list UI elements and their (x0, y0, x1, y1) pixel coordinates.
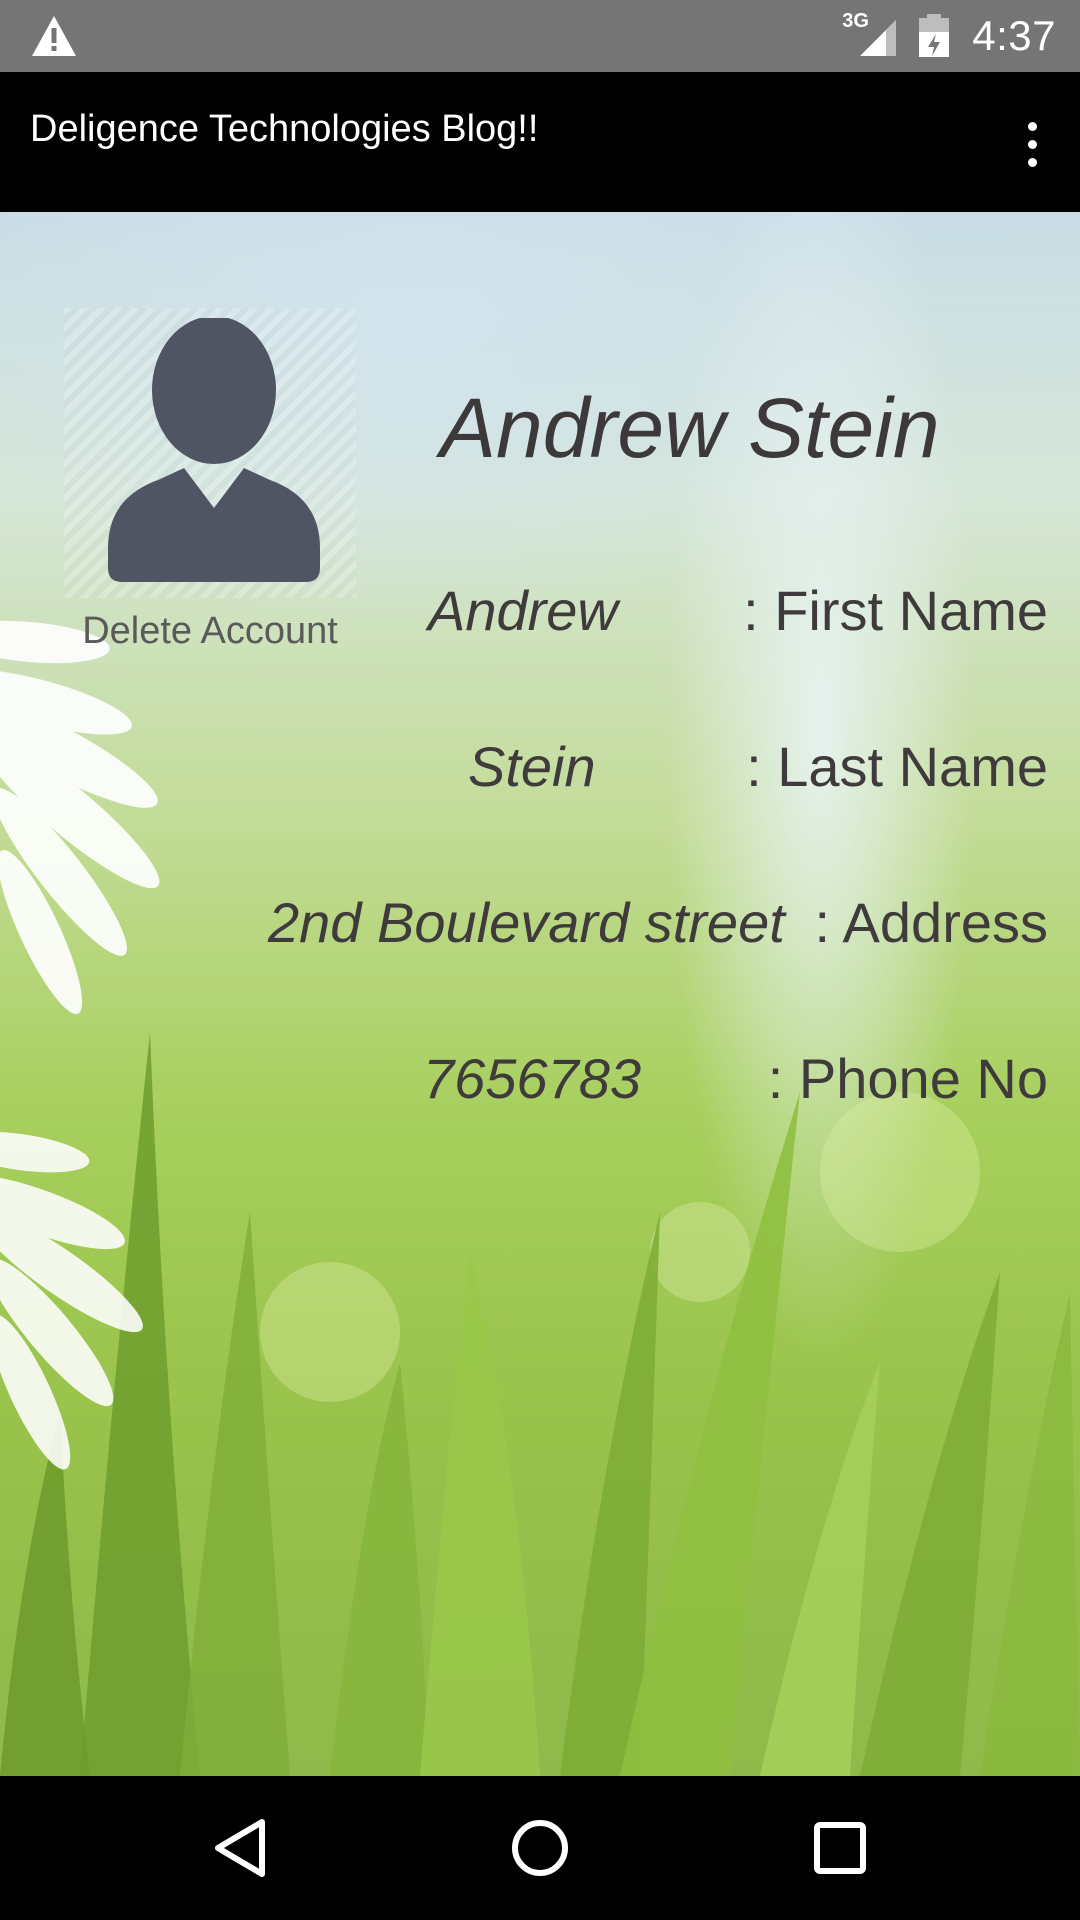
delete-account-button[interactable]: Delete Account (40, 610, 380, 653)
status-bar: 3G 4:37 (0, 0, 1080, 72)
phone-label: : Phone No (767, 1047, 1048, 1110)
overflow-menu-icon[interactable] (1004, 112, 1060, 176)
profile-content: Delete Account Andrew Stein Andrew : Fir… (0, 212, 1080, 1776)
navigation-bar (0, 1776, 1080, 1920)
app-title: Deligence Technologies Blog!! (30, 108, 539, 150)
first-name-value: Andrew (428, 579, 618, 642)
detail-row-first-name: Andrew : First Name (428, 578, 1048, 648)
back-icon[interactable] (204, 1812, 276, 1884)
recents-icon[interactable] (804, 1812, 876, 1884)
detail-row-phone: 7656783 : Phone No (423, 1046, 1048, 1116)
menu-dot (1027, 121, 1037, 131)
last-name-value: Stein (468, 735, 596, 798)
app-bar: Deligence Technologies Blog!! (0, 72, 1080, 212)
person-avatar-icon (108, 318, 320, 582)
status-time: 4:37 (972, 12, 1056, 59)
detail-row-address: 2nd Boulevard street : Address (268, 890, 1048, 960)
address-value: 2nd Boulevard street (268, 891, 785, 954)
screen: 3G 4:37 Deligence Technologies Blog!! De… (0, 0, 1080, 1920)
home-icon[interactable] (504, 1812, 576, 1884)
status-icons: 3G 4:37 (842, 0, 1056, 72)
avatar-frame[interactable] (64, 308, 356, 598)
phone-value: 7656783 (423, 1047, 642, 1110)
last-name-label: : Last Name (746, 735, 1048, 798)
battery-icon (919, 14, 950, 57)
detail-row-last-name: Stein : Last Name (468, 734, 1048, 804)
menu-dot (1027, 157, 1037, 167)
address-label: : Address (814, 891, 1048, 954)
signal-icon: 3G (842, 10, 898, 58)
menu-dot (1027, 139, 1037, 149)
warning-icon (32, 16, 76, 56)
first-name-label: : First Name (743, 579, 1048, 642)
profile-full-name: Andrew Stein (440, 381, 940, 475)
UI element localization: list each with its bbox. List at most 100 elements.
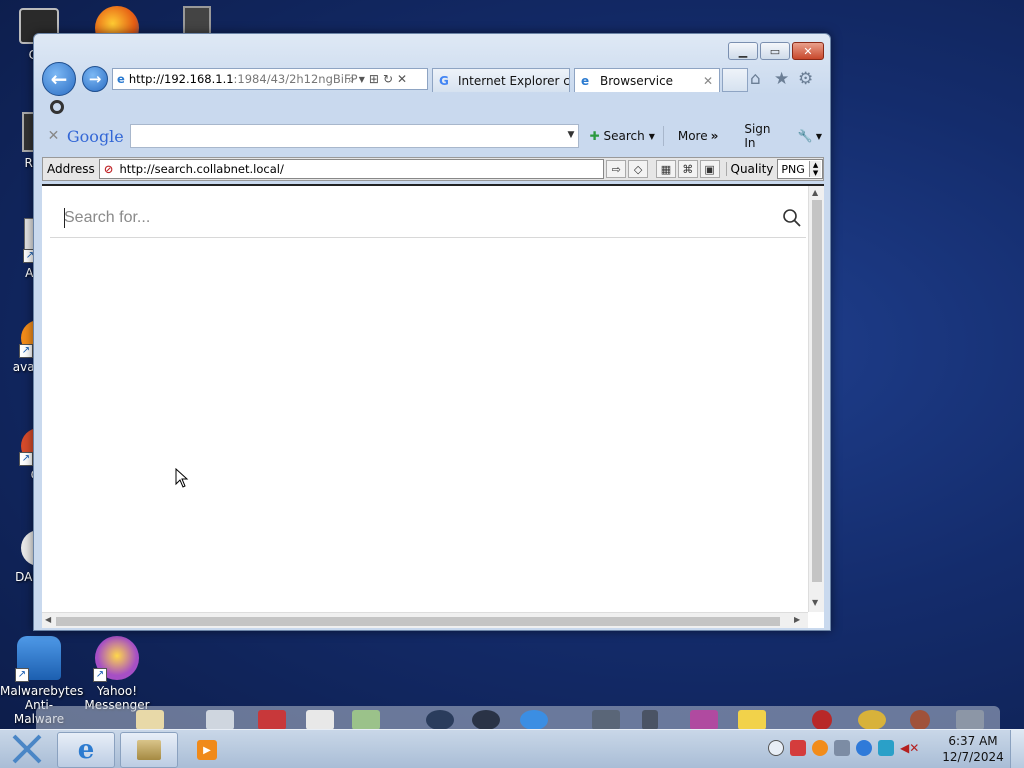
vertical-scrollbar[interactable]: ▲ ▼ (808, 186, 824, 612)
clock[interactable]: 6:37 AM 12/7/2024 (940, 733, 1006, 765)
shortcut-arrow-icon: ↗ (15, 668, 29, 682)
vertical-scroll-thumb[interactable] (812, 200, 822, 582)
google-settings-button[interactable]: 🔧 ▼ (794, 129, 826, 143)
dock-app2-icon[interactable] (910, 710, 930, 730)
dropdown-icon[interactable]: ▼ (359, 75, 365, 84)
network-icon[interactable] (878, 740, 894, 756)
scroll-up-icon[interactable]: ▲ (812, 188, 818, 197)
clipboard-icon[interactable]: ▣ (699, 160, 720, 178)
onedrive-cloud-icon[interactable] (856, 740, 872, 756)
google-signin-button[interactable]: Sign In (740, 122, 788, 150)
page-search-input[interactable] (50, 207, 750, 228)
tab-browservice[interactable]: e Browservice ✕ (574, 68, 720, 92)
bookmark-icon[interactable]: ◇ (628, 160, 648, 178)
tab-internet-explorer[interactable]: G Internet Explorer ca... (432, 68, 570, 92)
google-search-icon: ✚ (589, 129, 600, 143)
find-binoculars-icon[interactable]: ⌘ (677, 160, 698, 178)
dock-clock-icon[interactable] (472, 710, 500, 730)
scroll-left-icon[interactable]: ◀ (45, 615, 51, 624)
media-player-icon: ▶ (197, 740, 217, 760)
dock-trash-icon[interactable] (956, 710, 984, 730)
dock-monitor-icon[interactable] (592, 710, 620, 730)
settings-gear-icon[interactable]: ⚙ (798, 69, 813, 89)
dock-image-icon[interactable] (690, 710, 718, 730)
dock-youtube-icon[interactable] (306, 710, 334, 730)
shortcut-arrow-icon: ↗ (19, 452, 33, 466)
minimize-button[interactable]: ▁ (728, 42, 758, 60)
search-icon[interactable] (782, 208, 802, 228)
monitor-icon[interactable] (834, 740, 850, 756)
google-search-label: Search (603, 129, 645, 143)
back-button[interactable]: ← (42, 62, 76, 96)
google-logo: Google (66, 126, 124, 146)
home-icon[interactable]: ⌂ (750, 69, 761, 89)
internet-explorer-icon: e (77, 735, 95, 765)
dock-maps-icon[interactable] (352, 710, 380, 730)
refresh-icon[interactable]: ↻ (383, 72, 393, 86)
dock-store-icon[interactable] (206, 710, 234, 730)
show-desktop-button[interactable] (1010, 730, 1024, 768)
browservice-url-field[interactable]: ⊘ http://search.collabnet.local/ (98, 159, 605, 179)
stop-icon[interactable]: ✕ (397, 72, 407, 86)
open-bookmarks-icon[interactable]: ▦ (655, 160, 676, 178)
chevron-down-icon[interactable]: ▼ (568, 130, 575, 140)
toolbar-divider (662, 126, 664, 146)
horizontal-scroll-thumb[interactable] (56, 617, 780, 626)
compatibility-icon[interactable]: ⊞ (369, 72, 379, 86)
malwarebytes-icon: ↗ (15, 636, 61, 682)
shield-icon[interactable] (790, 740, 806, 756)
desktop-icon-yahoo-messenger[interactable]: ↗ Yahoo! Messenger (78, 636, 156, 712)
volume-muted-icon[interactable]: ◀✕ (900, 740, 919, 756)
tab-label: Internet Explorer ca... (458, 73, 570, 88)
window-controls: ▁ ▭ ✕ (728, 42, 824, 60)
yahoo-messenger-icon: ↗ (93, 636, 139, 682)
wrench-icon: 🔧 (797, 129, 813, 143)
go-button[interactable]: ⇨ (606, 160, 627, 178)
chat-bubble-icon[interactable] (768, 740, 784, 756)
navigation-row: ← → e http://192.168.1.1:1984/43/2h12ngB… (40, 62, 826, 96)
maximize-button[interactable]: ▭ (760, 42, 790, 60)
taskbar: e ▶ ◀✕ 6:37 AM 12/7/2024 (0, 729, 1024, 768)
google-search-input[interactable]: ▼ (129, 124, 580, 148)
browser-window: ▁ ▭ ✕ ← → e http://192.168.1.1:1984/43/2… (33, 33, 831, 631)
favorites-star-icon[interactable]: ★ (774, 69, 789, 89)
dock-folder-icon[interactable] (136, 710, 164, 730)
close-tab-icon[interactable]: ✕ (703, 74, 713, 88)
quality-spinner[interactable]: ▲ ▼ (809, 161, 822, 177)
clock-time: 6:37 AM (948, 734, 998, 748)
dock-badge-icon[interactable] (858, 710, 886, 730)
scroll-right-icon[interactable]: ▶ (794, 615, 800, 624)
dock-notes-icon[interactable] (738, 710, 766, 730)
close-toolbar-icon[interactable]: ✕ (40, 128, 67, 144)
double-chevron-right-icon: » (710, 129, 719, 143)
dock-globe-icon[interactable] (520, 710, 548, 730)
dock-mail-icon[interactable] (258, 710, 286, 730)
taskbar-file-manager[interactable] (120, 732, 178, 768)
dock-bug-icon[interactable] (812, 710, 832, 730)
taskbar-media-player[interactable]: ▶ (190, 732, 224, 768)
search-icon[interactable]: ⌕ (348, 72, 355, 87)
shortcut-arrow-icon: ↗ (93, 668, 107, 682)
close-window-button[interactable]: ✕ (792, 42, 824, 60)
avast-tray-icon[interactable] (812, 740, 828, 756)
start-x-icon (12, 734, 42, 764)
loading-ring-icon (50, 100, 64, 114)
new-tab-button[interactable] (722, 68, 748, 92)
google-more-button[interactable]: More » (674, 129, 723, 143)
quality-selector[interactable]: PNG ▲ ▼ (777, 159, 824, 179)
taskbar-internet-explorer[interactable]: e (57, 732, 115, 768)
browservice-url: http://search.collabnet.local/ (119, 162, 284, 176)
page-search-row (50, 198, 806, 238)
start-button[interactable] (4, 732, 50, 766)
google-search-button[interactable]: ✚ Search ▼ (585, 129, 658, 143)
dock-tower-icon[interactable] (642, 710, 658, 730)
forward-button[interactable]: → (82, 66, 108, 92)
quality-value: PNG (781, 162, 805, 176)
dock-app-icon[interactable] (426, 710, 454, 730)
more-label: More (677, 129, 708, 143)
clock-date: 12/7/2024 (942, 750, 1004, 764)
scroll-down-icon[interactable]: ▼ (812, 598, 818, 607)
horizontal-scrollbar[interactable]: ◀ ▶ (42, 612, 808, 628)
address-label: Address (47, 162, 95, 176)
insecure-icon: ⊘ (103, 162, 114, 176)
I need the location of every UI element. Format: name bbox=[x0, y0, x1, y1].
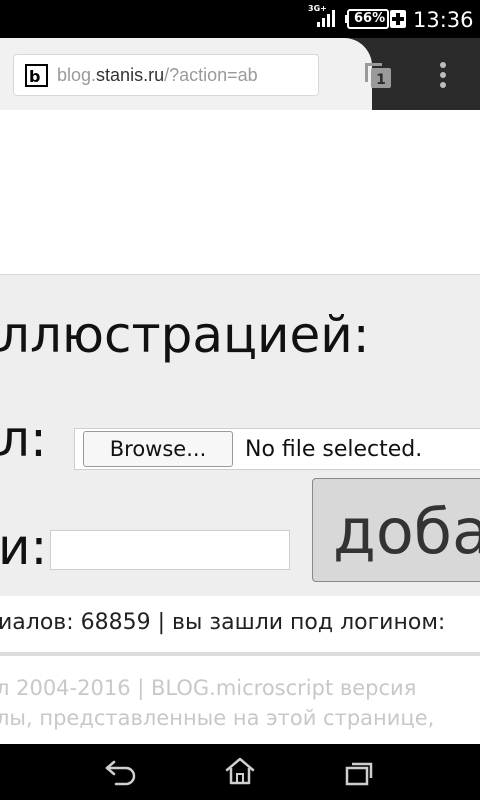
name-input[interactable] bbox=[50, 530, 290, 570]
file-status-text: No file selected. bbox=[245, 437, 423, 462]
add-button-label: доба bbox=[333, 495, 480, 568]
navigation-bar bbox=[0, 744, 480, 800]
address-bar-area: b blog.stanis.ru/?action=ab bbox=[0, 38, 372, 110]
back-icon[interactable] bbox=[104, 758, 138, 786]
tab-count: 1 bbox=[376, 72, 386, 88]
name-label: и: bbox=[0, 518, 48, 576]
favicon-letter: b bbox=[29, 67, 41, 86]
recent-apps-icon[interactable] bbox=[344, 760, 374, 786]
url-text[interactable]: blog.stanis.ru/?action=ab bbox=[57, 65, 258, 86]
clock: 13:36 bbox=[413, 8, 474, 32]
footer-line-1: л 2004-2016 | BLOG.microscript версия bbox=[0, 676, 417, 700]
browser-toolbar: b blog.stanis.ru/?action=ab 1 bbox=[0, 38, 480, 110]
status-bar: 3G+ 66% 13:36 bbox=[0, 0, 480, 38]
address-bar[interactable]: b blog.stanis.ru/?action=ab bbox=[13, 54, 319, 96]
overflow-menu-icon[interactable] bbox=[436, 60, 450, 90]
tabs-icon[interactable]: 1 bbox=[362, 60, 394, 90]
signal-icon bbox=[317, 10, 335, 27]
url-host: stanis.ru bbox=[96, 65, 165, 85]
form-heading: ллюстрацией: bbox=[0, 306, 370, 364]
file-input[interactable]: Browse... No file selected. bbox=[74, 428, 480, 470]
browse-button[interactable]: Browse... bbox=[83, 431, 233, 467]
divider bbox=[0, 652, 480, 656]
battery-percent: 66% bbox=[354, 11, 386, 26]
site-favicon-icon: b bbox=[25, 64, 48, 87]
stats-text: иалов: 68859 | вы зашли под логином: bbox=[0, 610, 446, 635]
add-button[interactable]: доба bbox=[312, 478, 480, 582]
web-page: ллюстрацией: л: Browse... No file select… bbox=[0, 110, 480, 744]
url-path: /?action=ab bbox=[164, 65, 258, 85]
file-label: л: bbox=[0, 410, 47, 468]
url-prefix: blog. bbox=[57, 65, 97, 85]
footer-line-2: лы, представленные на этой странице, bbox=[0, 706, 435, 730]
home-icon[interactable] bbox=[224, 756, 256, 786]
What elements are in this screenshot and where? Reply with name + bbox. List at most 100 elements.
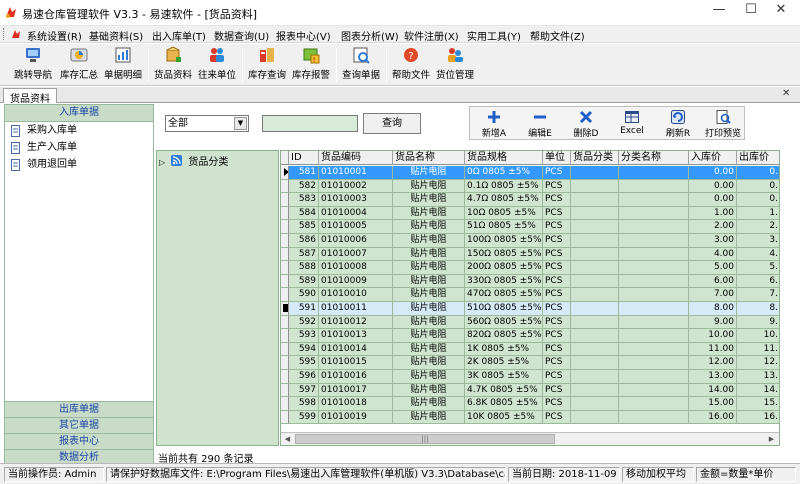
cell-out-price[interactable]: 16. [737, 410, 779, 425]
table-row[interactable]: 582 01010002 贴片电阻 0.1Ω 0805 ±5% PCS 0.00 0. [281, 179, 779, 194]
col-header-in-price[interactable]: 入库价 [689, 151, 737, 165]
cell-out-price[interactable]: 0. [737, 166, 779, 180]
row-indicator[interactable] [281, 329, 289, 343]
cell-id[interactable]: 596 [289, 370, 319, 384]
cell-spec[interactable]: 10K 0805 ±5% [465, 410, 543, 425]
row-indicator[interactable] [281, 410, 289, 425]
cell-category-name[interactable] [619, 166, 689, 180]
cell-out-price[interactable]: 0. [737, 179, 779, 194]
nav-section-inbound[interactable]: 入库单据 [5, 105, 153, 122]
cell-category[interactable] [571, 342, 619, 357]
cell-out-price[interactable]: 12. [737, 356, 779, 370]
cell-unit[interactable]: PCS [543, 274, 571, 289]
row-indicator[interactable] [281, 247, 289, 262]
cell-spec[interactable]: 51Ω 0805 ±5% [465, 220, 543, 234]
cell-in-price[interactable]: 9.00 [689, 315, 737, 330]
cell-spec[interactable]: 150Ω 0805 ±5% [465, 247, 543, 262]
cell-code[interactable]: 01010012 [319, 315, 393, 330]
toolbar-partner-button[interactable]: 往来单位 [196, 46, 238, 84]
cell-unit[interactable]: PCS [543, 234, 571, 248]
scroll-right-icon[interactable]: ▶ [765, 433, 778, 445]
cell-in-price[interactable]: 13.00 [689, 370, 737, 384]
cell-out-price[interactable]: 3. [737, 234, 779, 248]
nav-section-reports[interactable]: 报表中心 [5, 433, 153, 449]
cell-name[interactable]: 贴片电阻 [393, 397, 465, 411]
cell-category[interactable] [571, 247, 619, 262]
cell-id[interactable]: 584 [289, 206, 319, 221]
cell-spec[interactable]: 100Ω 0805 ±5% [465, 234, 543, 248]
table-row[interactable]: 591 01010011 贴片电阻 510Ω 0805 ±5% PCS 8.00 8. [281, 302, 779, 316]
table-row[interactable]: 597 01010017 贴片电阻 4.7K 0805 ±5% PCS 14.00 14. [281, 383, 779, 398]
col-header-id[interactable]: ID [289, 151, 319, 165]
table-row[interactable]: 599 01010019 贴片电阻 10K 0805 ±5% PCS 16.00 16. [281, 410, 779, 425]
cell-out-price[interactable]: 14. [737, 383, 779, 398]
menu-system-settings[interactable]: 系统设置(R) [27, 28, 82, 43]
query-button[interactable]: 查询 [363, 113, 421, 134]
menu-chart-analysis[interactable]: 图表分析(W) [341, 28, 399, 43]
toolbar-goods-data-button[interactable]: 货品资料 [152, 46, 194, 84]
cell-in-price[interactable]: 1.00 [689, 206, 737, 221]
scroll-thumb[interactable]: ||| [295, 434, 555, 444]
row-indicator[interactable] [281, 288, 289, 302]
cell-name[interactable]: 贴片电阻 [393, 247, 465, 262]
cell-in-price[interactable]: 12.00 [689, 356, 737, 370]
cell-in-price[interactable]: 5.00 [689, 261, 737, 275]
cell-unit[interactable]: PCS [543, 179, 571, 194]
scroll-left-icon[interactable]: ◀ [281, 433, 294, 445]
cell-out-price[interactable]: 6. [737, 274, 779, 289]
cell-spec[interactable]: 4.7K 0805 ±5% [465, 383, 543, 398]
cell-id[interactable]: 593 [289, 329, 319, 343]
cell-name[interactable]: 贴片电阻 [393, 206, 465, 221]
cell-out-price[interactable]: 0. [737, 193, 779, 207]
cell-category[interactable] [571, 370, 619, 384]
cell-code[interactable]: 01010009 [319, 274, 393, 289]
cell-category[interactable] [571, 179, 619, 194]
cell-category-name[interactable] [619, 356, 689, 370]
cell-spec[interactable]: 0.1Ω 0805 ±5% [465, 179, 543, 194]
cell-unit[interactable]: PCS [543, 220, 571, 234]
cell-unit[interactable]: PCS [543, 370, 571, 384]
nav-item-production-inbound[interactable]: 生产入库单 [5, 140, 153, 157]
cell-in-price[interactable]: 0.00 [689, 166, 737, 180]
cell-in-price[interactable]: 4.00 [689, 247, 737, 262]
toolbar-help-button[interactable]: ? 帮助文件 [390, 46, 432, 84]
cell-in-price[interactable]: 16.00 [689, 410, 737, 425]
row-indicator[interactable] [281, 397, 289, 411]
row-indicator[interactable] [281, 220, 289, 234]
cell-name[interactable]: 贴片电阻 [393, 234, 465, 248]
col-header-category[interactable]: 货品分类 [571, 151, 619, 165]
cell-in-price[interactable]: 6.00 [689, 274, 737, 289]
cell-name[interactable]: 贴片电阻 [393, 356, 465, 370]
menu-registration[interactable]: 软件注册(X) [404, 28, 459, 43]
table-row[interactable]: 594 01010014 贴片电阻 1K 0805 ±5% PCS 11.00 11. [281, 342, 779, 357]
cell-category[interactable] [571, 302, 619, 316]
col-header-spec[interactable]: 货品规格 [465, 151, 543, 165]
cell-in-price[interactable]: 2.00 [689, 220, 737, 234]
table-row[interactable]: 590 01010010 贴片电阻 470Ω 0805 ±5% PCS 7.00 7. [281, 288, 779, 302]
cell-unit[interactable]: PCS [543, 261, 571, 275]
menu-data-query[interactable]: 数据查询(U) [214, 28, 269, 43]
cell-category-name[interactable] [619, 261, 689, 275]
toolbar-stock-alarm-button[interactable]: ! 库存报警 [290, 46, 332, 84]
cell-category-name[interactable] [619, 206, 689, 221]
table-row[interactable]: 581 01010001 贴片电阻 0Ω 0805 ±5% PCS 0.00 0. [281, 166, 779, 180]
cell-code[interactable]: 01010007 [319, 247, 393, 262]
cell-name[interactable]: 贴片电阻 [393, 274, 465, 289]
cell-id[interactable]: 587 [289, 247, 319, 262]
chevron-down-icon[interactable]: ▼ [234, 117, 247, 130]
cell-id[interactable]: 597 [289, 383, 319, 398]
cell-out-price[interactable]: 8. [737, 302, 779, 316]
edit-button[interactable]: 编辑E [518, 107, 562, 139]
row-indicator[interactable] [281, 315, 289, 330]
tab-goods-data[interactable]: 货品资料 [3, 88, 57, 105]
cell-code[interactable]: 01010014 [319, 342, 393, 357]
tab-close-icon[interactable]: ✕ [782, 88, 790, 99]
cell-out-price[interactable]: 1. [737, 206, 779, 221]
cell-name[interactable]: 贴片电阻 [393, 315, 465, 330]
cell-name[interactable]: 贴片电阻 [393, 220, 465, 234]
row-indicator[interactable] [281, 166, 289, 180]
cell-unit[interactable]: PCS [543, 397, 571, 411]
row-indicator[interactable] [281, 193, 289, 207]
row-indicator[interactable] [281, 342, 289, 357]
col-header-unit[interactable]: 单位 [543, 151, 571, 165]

·····

GIVEN TASK — Reproduce everything from the line containing "cell-out-price[interactable]: 16. [737, 410, 779, 425]" down to the line containing "cell-id[interactable]: 596 [289, 370, 319, 384]", substituting "row-marker" for "row-indicator" and leaving all else unchanged.

FINAL RESULT —
cell-out-price[interactable]: 16. [737, 410, 779, 425]
table-row[interactable]: 582 01010002 贴片电阻 0.1Ω 0805 ±5% PCS 0.00 0. [281, 179, 779, 194]
col-header-in-price[interactable]: 入库价 [689, 151, 737, 165]
cell-out-price[interactable]: 0. [737, 166, 779, 180]
row-marker[interactable] [281, 329, 289, 343]
cell-id[interactable]: 596 [289, 370, 319, 384]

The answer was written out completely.